> _Exercise_
Find each line containing the string "которых" and return it.

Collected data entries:
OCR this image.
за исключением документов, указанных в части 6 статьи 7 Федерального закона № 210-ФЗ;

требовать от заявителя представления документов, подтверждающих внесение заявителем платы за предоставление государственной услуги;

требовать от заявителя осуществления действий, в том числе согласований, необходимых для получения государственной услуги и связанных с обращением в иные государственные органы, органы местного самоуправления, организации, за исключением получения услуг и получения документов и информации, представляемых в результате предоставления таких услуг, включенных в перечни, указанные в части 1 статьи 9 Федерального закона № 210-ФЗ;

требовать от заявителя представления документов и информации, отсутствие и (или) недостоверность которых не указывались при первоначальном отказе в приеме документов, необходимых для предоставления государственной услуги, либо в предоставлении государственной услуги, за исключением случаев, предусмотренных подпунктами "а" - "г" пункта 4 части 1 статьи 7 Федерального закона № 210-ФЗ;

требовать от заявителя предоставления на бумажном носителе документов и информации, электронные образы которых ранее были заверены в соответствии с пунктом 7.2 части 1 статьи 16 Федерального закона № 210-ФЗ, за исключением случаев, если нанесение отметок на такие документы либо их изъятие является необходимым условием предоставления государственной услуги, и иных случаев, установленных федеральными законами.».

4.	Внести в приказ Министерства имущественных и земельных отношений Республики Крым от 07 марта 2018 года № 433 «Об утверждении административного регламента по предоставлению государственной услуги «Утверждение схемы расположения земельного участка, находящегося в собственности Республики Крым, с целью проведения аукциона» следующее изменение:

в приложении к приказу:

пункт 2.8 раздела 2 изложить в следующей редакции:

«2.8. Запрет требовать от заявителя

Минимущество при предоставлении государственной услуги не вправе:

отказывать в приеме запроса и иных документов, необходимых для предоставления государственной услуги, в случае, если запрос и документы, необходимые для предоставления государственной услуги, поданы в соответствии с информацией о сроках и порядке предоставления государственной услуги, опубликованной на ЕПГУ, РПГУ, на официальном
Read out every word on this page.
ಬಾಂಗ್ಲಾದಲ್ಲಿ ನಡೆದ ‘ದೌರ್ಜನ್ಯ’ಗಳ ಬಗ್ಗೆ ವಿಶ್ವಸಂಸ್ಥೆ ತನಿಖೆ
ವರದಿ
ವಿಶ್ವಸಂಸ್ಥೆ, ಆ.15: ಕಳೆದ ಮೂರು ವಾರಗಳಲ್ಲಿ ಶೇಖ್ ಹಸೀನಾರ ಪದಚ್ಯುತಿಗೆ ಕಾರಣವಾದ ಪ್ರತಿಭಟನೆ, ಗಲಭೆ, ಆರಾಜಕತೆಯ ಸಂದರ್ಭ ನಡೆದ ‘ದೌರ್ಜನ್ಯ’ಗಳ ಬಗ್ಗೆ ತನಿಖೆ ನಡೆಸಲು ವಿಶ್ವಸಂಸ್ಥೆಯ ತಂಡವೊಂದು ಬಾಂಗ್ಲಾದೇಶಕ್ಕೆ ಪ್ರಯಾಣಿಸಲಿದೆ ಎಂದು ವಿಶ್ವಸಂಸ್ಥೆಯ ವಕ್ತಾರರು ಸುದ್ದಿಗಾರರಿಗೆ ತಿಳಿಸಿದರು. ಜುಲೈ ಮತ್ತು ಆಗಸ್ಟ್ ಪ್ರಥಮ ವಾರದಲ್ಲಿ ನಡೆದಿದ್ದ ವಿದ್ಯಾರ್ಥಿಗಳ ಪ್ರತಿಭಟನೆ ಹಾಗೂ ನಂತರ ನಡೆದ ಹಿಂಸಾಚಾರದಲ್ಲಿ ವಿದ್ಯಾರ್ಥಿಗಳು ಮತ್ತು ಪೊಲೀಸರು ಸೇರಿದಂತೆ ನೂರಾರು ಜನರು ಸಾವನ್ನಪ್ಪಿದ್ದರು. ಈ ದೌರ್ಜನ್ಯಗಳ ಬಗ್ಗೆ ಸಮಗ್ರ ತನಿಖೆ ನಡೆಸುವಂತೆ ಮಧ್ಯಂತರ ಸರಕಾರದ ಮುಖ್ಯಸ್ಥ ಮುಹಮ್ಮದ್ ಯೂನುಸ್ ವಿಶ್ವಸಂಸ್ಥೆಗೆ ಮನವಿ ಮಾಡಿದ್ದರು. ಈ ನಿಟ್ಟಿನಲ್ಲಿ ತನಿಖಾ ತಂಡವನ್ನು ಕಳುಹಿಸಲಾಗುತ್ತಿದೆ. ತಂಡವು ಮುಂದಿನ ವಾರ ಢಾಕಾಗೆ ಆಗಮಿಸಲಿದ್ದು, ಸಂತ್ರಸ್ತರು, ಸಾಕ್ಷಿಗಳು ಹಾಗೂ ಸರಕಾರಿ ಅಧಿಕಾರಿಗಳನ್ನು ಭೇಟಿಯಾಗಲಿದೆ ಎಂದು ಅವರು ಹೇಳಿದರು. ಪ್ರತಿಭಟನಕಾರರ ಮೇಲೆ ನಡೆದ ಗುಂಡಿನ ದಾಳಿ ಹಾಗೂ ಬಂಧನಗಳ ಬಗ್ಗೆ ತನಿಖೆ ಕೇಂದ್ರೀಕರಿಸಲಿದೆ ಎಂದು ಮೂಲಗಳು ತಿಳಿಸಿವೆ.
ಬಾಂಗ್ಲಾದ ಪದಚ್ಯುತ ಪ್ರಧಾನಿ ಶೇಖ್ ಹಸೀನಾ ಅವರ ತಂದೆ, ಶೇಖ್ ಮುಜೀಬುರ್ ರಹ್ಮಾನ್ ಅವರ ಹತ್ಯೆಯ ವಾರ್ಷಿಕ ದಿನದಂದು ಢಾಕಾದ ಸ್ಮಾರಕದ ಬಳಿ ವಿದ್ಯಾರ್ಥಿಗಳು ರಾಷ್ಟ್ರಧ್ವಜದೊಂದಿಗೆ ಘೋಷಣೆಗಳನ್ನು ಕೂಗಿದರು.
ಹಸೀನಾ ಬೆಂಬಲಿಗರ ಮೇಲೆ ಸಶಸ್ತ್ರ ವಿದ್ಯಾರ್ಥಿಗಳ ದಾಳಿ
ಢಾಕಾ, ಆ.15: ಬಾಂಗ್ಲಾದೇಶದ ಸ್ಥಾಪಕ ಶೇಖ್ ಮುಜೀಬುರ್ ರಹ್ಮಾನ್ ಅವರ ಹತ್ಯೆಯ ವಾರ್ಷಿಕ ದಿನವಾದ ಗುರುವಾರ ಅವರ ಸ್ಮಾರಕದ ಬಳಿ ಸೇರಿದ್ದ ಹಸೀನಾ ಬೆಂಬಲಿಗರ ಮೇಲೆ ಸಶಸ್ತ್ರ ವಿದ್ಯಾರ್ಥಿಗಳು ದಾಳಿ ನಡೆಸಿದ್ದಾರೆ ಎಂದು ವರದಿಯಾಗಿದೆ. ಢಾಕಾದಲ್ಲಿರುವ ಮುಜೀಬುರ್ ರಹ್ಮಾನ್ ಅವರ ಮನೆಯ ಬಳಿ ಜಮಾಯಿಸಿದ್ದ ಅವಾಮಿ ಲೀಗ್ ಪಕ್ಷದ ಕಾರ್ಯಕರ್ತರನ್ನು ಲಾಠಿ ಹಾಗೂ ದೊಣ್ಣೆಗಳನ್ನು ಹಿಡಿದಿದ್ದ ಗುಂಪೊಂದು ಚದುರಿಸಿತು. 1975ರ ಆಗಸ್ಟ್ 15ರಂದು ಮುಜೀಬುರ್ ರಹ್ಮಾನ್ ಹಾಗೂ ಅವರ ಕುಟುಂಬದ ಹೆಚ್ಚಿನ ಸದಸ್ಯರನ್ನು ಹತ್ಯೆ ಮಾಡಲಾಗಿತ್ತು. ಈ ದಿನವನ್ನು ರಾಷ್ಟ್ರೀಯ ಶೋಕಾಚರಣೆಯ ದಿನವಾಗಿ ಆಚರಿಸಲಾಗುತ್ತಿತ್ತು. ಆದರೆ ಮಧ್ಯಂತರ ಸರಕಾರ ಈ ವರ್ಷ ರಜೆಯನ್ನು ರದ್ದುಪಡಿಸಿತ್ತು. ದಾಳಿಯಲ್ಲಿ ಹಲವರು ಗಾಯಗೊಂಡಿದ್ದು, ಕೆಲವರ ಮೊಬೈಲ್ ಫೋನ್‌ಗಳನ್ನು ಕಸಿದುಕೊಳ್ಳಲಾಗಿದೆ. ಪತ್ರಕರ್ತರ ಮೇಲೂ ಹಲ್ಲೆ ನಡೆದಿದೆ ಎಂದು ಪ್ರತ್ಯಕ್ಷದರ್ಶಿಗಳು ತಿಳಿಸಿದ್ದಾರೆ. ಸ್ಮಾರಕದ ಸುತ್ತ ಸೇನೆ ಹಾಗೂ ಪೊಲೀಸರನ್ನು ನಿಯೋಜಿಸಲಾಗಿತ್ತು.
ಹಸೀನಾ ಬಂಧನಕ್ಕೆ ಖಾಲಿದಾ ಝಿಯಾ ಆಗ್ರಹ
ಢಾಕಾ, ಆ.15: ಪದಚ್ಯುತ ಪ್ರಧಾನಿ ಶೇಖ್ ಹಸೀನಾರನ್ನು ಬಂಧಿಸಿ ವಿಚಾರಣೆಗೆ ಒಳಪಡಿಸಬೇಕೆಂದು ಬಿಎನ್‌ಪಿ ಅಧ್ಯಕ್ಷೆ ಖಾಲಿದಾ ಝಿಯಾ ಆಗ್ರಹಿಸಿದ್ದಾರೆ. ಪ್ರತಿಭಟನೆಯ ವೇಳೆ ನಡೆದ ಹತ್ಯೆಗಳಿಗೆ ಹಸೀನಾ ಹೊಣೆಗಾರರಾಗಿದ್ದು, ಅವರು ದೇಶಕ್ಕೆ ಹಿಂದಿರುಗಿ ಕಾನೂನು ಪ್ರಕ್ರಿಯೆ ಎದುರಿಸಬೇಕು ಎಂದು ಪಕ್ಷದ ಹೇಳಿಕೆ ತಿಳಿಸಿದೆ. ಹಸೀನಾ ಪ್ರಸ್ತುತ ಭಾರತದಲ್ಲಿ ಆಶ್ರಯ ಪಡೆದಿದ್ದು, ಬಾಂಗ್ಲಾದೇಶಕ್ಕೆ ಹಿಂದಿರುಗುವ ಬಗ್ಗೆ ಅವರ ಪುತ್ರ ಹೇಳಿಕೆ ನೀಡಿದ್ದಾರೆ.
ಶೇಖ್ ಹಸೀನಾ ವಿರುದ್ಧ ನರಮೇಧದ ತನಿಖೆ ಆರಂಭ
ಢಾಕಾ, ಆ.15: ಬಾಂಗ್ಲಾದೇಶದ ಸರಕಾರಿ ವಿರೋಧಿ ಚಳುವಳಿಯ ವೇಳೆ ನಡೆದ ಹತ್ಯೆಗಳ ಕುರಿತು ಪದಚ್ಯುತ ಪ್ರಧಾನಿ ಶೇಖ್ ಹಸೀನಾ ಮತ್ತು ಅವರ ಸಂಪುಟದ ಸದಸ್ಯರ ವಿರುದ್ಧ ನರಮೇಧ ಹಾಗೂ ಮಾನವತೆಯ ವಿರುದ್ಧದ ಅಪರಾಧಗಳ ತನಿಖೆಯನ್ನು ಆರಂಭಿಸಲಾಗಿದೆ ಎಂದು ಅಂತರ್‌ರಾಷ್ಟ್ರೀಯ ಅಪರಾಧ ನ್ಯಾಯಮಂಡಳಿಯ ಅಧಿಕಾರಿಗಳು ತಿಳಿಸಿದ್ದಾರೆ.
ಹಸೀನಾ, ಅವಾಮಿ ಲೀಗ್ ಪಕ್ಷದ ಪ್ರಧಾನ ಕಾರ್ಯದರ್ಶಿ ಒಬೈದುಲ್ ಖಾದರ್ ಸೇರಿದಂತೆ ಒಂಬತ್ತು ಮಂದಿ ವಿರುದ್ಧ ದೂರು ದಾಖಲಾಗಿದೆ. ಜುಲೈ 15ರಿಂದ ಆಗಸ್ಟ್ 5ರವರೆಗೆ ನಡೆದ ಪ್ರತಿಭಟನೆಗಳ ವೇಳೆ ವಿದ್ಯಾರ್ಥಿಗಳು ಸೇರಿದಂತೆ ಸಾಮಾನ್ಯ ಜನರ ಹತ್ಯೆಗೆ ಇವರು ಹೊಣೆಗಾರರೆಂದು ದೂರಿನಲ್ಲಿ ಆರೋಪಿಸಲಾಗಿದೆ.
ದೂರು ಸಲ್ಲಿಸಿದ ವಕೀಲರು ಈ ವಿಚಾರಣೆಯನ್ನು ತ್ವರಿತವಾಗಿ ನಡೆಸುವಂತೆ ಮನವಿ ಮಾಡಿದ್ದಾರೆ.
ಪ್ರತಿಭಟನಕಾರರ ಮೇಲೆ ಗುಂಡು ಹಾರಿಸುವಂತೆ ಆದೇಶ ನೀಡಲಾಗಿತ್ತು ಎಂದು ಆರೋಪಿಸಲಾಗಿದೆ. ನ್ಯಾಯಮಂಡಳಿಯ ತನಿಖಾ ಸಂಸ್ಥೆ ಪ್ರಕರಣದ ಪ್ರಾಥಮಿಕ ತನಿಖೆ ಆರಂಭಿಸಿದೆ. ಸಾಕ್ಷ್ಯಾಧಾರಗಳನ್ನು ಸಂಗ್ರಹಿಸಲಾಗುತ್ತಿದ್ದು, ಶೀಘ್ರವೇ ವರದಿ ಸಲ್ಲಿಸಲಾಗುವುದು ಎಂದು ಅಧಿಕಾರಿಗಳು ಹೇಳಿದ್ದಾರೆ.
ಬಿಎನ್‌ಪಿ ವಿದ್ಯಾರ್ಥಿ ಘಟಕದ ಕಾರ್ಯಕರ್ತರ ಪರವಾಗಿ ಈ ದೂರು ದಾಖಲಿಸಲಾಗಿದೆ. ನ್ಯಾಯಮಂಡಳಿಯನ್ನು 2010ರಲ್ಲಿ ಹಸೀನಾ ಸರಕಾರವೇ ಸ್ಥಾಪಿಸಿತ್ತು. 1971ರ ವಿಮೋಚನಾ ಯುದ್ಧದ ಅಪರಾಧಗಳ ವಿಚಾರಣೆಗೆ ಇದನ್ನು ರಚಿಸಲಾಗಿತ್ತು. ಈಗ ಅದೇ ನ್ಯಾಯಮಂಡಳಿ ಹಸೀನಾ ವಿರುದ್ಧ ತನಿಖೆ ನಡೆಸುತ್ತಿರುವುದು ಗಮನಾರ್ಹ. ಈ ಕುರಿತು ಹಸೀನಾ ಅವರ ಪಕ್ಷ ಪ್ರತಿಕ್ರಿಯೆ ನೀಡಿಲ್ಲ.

> _Written answer_
требовать от заявителя представления документов и информации, отсутствие и (или) недостоверность которых не указывались при первоначальном отказе в приеме документов, необходимых для предоставления государственной услуги, либо в предоставлении государственной услуги, за исключением случаев, предусмотренных подпунктами "а" - "г" пункта 4 части 1 статьи 7 Федерального закона № 210-ФЗ;
требовать от заявителя предоставления на бумажном носителе документов и информации, электронные образы которых ранее были заверены в соответствии с пунктом 7.2 части 1 статьи 16 Федерального закона № 210-ФЗ, за исключением случаев, если нанесение отметок на такие документы либо их изъятие является необходимым условием предоставления государственной услуги, и иных случаев, установленных федеральными законами.».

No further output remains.